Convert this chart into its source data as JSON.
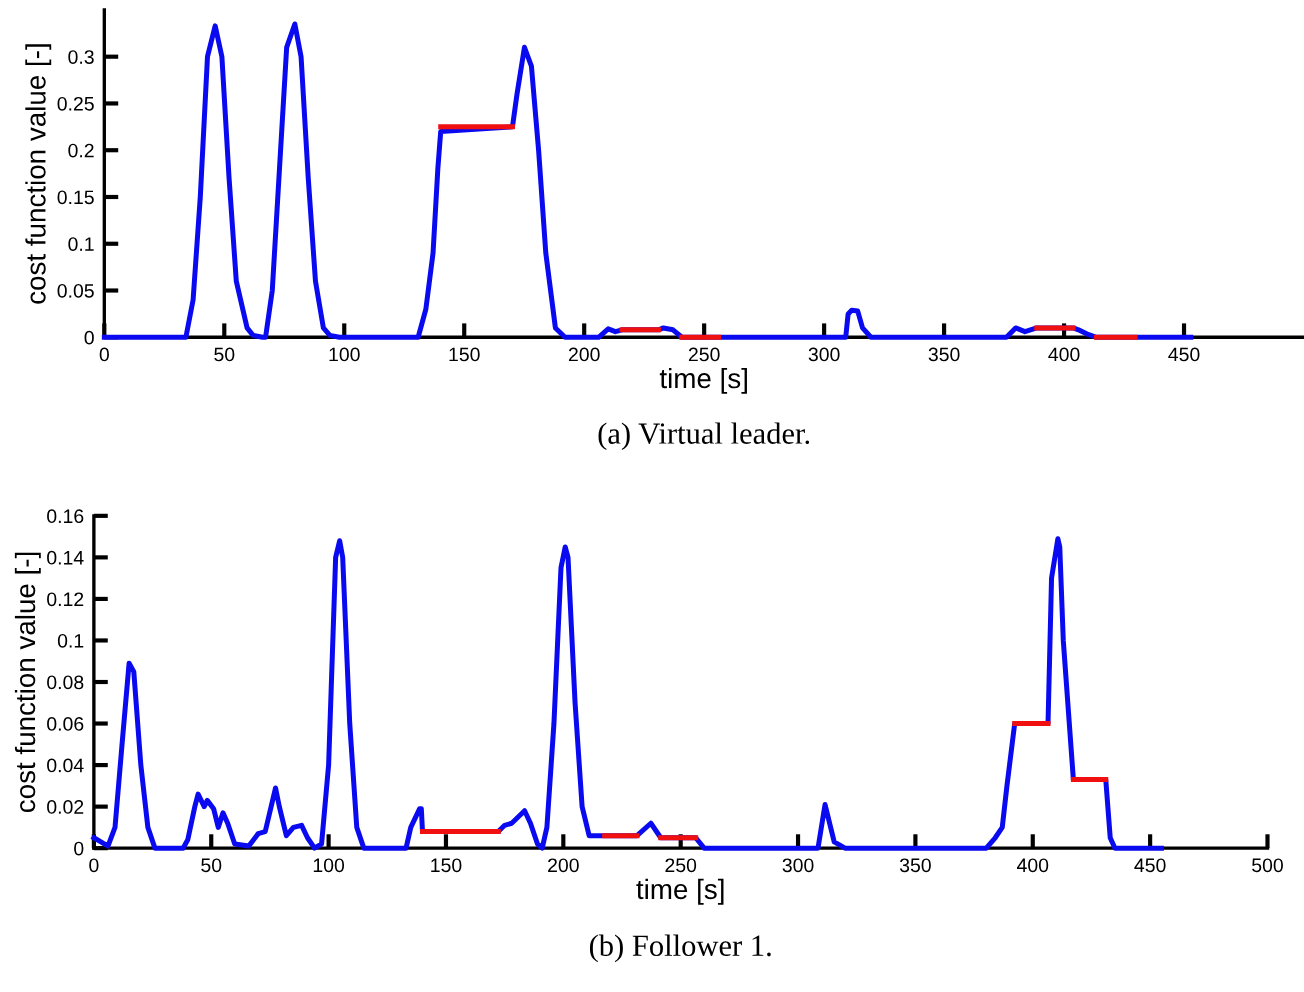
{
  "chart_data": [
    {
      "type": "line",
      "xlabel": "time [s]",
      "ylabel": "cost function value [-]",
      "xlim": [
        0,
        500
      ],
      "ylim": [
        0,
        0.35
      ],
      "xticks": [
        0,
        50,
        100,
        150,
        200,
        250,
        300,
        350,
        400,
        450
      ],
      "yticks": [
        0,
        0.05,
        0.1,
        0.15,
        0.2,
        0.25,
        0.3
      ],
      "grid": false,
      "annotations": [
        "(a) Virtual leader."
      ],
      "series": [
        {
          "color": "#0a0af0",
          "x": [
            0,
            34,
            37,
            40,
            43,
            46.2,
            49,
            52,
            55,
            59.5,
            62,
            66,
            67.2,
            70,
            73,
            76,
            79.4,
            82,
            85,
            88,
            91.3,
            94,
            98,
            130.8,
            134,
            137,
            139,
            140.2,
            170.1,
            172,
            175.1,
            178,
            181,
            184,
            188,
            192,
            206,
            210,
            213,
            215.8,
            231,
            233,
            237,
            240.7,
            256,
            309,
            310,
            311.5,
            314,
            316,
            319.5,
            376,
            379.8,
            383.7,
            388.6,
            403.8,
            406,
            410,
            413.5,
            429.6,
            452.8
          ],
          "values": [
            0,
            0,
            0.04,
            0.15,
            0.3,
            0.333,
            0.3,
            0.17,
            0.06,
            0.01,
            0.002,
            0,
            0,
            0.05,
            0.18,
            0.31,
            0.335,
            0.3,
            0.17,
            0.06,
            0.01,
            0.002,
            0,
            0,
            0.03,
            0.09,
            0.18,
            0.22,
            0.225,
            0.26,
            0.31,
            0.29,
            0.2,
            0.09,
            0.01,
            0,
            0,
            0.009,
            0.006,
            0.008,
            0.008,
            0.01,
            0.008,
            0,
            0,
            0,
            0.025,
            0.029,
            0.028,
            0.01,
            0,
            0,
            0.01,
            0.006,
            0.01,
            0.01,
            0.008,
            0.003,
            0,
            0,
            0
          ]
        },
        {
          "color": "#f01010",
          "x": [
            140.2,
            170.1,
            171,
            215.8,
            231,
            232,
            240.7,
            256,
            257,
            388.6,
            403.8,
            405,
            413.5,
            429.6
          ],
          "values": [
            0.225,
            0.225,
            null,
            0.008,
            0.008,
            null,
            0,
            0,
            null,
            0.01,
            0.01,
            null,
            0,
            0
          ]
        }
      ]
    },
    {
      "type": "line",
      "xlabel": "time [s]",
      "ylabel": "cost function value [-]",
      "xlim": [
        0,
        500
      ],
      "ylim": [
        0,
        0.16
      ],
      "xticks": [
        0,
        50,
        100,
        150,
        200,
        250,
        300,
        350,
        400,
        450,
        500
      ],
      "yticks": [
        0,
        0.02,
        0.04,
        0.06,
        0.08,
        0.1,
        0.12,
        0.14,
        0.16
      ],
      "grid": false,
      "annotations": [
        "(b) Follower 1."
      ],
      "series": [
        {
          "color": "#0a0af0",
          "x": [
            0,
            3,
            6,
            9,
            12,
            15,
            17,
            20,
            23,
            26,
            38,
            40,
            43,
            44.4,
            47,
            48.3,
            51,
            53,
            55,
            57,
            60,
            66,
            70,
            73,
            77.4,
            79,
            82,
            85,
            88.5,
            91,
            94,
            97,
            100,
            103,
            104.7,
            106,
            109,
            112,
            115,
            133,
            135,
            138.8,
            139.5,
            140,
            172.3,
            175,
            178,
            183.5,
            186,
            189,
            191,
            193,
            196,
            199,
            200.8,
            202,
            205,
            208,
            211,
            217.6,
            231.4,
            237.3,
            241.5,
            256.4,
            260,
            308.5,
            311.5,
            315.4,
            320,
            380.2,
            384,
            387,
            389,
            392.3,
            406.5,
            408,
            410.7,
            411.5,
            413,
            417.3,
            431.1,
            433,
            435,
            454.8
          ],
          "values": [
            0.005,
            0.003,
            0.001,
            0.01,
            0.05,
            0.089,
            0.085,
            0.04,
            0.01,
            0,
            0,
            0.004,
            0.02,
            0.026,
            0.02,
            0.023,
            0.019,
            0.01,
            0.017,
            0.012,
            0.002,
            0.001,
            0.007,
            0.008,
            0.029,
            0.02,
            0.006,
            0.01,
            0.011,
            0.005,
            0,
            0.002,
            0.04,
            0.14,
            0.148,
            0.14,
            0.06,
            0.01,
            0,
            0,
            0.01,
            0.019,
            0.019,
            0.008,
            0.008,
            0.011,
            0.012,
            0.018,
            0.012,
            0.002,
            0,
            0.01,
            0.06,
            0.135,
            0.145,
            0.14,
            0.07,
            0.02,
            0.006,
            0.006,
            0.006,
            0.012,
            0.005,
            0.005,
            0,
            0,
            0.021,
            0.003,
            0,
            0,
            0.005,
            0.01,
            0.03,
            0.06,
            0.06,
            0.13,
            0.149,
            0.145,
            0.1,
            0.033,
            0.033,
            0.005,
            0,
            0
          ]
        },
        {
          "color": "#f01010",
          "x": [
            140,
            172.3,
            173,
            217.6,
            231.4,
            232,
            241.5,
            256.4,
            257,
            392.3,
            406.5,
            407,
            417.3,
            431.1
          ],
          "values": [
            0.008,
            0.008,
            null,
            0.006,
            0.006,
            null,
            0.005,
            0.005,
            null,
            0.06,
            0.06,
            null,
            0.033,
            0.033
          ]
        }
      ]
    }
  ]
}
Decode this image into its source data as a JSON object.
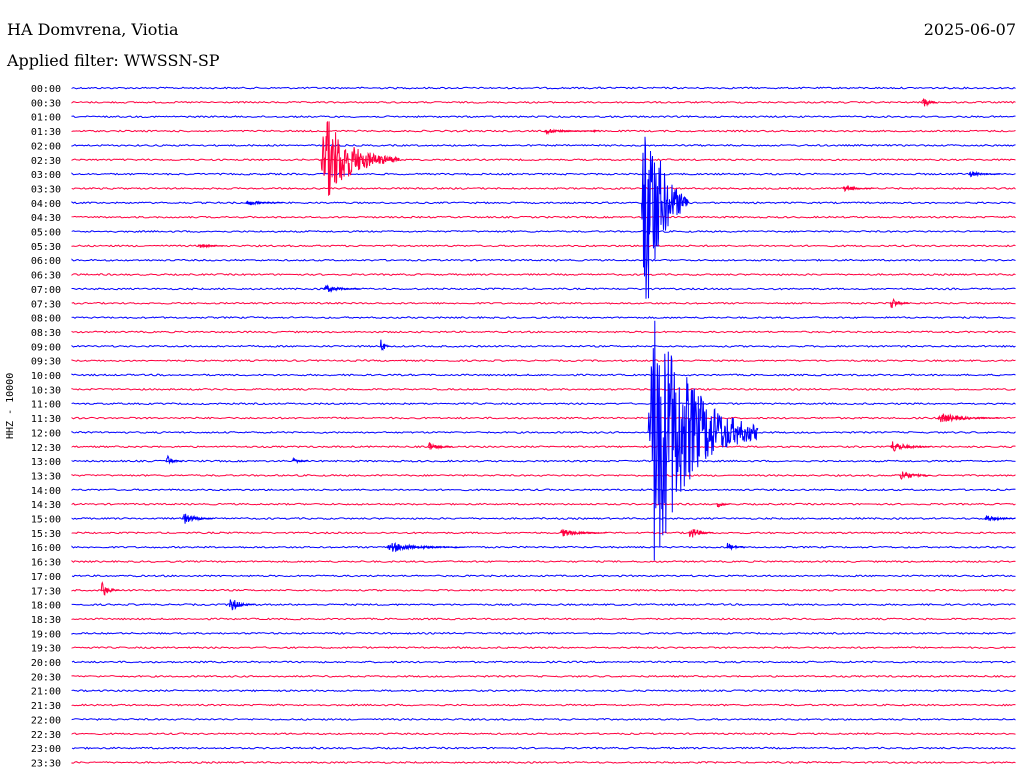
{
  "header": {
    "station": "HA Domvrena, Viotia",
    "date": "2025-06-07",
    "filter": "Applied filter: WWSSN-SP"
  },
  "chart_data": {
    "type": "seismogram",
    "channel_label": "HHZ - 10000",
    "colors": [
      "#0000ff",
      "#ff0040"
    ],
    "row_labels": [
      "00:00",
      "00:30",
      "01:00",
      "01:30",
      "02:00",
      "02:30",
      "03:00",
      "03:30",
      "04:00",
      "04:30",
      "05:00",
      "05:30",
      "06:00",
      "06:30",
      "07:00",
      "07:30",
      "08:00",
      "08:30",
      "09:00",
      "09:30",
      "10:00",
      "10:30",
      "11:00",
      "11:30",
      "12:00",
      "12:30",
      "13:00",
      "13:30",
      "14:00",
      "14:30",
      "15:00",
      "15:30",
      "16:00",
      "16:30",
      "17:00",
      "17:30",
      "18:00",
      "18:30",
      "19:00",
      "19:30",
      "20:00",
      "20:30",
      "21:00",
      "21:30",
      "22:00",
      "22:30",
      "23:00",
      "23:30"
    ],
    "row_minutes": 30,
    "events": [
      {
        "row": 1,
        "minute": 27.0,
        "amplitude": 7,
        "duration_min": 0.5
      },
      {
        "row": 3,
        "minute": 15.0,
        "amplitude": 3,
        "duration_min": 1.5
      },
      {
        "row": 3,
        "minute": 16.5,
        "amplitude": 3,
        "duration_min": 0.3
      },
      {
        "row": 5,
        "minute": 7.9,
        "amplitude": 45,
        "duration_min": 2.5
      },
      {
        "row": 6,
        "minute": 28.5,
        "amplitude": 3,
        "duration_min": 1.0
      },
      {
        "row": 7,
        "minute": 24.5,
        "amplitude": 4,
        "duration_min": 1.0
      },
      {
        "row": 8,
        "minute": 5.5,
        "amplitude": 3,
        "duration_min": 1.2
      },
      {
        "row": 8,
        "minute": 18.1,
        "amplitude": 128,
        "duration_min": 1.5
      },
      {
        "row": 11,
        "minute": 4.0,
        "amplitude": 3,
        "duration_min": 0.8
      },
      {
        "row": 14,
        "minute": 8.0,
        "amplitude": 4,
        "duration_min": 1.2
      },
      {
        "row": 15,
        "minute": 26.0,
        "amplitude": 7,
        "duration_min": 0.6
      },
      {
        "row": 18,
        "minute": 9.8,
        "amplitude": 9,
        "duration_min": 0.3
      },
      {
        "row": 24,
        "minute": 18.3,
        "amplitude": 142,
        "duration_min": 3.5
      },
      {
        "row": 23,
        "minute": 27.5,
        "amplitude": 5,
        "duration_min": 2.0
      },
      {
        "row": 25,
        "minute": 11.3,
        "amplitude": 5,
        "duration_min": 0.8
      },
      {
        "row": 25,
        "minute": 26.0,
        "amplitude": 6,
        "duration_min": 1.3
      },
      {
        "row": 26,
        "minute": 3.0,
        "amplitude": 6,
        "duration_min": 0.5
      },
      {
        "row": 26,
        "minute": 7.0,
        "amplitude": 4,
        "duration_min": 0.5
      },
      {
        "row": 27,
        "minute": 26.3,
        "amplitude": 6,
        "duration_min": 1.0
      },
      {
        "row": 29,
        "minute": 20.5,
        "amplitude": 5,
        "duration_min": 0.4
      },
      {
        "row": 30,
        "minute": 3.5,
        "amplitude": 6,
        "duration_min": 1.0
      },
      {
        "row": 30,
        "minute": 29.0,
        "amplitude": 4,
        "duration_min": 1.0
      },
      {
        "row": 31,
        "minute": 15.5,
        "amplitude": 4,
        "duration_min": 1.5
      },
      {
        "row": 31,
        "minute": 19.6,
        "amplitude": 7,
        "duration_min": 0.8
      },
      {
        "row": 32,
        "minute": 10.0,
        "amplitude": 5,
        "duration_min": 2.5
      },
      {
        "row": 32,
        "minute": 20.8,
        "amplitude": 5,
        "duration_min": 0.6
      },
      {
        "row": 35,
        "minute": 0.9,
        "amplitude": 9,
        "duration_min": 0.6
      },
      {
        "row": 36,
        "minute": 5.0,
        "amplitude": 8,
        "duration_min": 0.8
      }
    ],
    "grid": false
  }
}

> [Goal of the exercise]:
Search the entries for "this" and copy out each line that has it.

> [Response below]:
Convert this chart into its source data as JSON.
Decode this image into its source data as a JSON object.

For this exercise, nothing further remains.